## Element boundary lines
┄┄┄┄┄┄┄┄┄┄

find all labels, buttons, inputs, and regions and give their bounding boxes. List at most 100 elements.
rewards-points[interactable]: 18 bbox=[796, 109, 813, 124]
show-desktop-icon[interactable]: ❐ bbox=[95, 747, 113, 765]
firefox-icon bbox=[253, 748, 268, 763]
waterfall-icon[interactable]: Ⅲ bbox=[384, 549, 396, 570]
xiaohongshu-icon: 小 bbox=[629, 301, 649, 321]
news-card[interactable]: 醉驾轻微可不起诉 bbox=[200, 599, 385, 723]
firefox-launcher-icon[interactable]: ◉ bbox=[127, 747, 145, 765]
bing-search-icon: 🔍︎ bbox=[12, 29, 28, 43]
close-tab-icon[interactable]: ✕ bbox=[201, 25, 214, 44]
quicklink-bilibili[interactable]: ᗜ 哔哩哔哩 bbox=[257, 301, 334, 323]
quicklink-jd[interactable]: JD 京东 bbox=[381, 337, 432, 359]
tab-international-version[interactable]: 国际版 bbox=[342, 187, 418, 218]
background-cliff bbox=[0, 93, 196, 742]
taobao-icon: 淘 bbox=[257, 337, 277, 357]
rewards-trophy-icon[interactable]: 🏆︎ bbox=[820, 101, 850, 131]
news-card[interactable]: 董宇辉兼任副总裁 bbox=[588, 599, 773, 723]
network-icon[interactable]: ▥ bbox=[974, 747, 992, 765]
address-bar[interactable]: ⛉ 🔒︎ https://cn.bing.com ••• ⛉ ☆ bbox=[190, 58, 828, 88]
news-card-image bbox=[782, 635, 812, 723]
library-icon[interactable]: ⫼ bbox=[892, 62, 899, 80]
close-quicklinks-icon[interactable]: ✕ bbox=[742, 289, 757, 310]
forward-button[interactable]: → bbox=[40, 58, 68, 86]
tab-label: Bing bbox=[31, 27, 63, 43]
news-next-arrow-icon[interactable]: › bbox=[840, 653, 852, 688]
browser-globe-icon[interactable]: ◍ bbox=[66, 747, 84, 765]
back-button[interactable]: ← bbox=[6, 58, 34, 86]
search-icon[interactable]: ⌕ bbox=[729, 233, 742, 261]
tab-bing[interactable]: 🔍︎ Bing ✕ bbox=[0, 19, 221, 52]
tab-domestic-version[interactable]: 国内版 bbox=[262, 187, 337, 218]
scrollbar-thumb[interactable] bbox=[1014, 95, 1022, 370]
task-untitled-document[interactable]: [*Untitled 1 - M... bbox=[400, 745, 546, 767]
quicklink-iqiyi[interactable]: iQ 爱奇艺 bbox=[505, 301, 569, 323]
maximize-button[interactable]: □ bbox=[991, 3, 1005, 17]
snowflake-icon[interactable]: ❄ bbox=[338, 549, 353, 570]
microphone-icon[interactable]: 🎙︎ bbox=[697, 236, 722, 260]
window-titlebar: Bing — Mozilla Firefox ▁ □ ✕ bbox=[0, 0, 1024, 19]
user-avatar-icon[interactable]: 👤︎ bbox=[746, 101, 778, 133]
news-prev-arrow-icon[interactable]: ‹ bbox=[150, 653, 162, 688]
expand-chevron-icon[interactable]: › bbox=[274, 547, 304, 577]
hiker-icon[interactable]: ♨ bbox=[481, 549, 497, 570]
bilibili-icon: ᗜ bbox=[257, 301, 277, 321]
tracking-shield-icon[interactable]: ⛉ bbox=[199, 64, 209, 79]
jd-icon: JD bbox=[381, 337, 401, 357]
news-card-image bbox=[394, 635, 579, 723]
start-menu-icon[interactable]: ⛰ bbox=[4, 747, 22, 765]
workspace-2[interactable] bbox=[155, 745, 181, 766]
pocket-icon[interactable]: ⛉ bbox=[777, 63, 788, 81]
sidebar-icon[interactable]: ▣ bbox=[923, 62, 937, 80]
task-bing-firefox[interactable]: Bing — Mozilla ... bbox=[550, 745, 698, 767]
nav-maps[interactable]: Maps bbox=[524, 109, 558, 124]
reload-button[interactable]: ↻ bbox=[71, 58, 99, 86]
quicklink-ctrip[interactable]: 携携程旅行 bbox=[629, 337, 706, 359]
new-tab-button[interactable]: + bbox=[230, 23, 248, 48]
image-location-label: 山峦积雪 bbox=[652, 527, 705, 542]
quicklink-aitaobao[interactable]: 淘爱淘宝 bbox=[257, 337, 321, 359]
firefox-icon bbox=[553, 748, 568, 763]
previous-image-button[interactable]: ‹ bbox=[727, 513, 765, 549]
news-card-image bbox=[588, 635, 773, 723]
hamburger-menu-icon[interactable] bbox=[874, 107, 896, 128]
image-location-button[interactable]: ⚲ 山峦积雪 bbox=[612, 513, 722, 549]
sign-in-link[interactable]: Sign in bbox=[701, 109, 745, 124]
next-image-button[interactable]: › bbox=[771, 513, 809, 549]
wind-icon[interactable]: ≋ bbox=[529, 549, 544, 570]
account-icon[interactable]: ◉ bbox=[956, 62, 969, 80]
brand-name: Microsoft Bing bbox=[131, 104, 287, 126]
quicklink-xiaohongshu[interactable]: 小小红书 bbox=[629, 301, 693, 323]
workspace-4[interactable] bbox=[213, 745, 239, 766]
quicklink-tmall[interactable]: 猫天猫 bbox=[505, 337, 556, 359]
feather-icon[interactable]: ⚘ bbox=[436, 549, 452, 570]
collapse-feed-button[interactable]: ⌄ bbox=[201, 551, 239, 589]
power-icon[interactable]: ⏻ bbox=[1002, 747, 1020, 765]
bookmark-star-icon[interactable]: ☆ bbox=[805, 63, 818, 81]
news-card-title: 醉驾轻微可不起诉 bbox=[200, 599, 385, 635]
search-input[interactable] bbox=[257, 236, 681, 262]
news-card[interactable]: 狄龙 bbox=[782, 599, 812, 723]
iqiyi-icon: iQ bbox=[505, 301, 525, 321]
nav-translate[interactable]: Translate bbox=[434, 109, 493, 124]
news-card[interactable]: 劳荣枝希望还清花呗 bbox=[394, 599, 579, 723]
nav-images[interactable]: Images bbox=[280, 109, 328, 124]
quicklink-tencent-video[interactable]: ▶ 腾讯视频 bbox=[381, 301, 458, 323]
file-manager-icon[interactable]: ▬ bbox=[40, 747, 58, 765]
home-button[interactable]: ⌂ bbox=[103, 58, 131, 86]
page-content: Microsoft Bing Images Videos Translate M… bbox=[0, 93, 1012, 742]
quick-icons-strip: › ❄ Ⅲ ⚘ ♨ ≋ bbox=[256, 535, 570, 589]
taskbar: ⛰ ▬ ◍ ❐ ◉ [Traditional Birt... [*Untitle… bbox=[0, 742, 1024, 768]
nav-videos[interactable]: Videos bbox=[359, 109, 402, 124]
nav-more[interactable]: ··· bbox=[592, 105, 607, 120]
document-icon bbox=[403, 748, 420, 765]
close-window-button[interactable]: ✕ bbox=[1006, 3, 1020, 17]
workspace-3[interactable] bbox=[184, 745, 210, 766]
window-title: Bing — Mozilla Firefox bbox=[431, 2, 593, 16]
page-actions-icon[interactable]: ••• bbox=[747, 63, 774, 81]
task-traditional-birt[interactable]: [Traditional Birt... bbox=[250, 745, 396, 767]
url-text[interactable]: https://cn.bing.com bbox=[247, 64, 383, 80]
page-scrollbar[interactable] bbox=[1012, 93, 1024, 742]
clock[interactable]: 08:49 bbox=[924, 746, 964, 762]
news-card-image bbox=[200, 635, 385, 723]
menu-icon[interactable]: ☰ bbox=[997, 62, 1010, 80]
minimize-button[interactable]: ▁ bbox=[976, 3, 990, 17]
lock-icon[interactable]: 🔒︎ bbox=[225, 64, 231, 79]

┄┄┄┄┄┄┄┄┄┄

## Direction
Print all of the lines above again, without any change.

## Result for this exercise
find all labels, buttons, inputs, and regions and give their bounding boxes. List at most 100 elements.
rewards-points[interactable]: 18 bbox=[796, 109, 813, 124]
show-desktop-icon[interactable]: ❐ bbox=[95, 747, 113, 765]
firefox-icon bbox=[253, 748, 268, 763]
waterfall-icon[interactable]: Ⅲ bbox=[384, 549, 396, 570]
xiaohongshu-icon: 小 bbox=[629, 301, 649, 321]
news-card[interactable]: 醉驾轻微可不起诉 bbox=[200, 599, 385, 723]
firefox-launcher-icon[interactable]: ◉ bbox=[127, 747, 145, 765]
bing-search-icon: 🔍︎ bbox=[12, 29, 28, 43]
close-tab-icon[interactable]: ✕ bbox=[201, 25, 214, 44]
quicklink-bilibili[interactable]: ᗜ 哔哩哔哩 bbox=[257, 301, 334, 323]
quicklink-jd[interactable]: JD 京东 bbox=[381, 337, 432, 359]
tab-international-version[interactable]: 国际版 bbox=[342, 187, 418, 218]
background-cliff bbox=[0, 93, 196, 742]
taobao-icon: 淘 bbox=[257, 337, 277, 357]
rewards-trophy-icon[interactable]: 🏆︎ bbox=[820, 101, 850, 131]
news-card[interactable]: 董宇辉兼任副总裁 bbox=[588, 599, 773, 723]
network-icon[interactable]: ▥ bbox=[974, 747, 992, 765]
address-bar[interactable]: ⛉ 🔒︎ https://cn.bing.com ••• ⛉ ☆ bbox=[190, 58, 828, 88]
news-card-image bbox=[782, 635, 812, 723]
library-icon[interactable]: ⫼ bbox=[892, 62, 899, 80]
close-quicklinks-icon[interactable]: ✕ bbox=[742, 289, 757, 310]
forward-button[interactable]: → bbox=[40, 58, 68, 86]
tab-label: Bing bbox=[31, 27, 63, 43]
news-next-arrow-icon[interactable]: › bbox=[840, 653, 852, 688]
browser-globe-icon[interactable]: ◍ bbox=[66, 747, 84, 765]
back-button[interactable]: ← bbox=[6, 58, 34, 86]
search-icon[interactable]: ⌕ bbox=[729, 233, 742, 261]
tab-bing[interactable]: 🔍︎ Bing ✕ bbox=[0, 19, 221, 52]
tab-domestic-version[interactable]: 国内版 bbox=[262, 187, 337, 218]
scrollbar-thumb[interactable] bbox=[1014, 95, 1022, 370]
task-untitled-document[interactable]: [*Untitled 1 - M... bbox=[400, 745, 546, 767]
quicklink-iqiyi[interactable]: iQ 爱奇艺 bbox=[505, 301, 569, 323]
maximize-button[interactable]: □ bbox=[991, 3, 1005, 17]
snowflake-icon[interactable]: ❄ bbox=[338, 549, 353, 570]
microphone-icon[interactable]: 🎙︎ bbox=[697, 236, 722, 260]
window-titlebar: Bing — Mozilla Firefox ▁ □ ✕ bbox=[0, 0, 1024, 19]
user-avatar-icon[interactable]: 👤︎ bbox=[746, 101, 778, 133]
news-prev-arrow-icon[interactable]: ‹ bbox=[150, 653, 162, 688]
expand-chevron-icon[interactable]: › bbox=[274, 547, 304, 577]
hiker-icon[interactable]: ♨ bbox=[481, 549, 497, 570]
bilibili-icon: ᗜ bbox=[257, 301, 277, 321]
tracking-shield-icon[interactable]: ⛉ bbox=[199, 64, 209, 79]
jd-icon: JD bbox=[381, 337, 401, 357]
news-card-image bbox=[394, 635, 579, 723]
start-menu-icon[interactable]: ⛰ bbox=[4, 747, 22, 765]
workspace-2[interactable] bbox=[155, 745, 181, 766]
pocket-icon[interactable]: ⛉ bbox=[777, 63, 788, 81]
sidebar-icon[interactable]: ▣ bbox=[923, 62, 937, 80]
task-bing-firefox[interactable]: Bing — Mozilla ... bbox=[550, 745, 698, 767]
nav-maps[interactable]: Maps bbox=[524, 109, 558, 124]
reload-button[interactable]: ↻ bbox=[71, 58, 99, 86]
quicklink-ctrip[interactable]: 携携程旅行 bbox=[629, 337, 706, 359]
new-tab-button[interactable]: + bbox=[230, 23, 248, 48]
image-location-label: 山峦积雪 bbox=[652, 527, 705, 542]
quicklink-aitaobao[interactable]: 淘爱淘宝 bbox=[257, 337, 321, 359]
firefox-icon bbox=[553, 748, 568, 763]
previous-image-button[interactable]: ‹ bbox=[727, 513, 765, 549]
news-card-image bbox=[588, 635, 773, 723]
hamburger-menu-icon[interactable] bbox=[874, 107, 896, 128]
image-location-button[interactable]: ⚲ 山峦积雪 bbox=[612, 513, 722, 549]
sign-in-link[interactable]: Sign in bbox=[701, 109, 745, 124]
next-image-button[interactable]: › bbox=[771, 513, 809, 549]
wind-icon[interactable]: ≋ bbox=[529, 549, 544, 570]
account-icon[interactable]: ◉ bbox=[956, 62, 969, 80]
brand-name: Microsoft Bing bbox=[131, 104, 287, 126]
quicklink-xiaohongshu[interactable]: 小小红书 bbox=[629, 301, 693, 323]
workspace-4[interactable] bbox=[213, 745, 239, 766]
quicklink-tmall[interactable]: 猫天猫 bbox=[505, 337, 556, 359]
feather-icon[interactable]: ⚘ bbox=[436, 549, 452, 570]
collapse-feed-button[interactable]: ⌄ bbox=[201, 551, 239, 589]
power-icon[interactable]: ⏻ bbox=[1002, 747, 1020, 765]
bookmark-star-icon[interactable]: ☆ bbox=[805, 63, 818, 81]
news-card-title: 醉驾轻微可不起诉 bbox=[200, 599, 385, 635]
search-input[interactable] bbox=[257, 236, 681, 262]
news-card[interactable]: 狄龙 bbox=[782, 599, 812, 723]
iqiyi-icon: iQ bbox=[505, 301, 525, 321]
nav-translate[interactable]: Translate bbox=[434, 109, 493, 124]
news-card[interactable]: 劳荣枝希望还清花呗 bbox=[394, 599, 579, 723]
nav-images[interactable]: Images bbox=[280, 109, 328, 124]
quicklink-tencent-video[interactable]: ▶ 腾讯视频 bbox=[381, 301, 458, 323]
file-manager-icon[interactable]: ▬ bbox=[40, 747, 58, 765]
home-button[interactable]: ⌂ bbox=[103, 58, 131, 86]
page-content: Microsoft Bing Images Videos Translate M… bbox=[0, 93, 1012, 742]
quick-icons-strip: › ❄ Ⅲ ⚘ ♨ ≋ bbox=[256, 535, 570, 589]
taskbar: ⛰ ▬ ◍ ❐ ◉ [Traditional Birt... [*Untitle… bbox=[0, 742, 1024, 768]
nav-videos[interactable]: Videos bbox=[359, 109, 402, 124]
nav-more[interactable]: ··· bbox=[592, 105, 607, 120]
document-icon bbox=[403, 748, 420, 765]
close-window-button[interactable]: ✕ bbox=[1006, 3, 1020, 17]
workspace-3[interactable] bbox=[184, 745, 210, 766]
window-title: Bing — Mozilla Firefox bbox=[431, 2, 593, 16]
page-actions-icon[interactable]: ••• bbox=[747, 63, 774, 81]
task-traditional-birt[interactable]: [Traditional Birt... bbox=[250, 745, 396, 767]
url-text[interactable]: https://cn.bing.com bbox=[247, 64, 383, 80]
page-scrollbar[interactable] bbox=[1012, 93, 1024, 742]
clock[interactable]: 08:49 bbox=[924, 746, 964, 762]
news-card-image bbox=[200, 635, 385, 723]
menu-icon[interactable]: ☰ bbox=[997, 62, 1010, 80]
minimize-button[interactable]: ▁ bbox=[976, 3, 990, 17]
lock-icon[interactable]: 🔒︎ bbox=[225, 64, 231, 79]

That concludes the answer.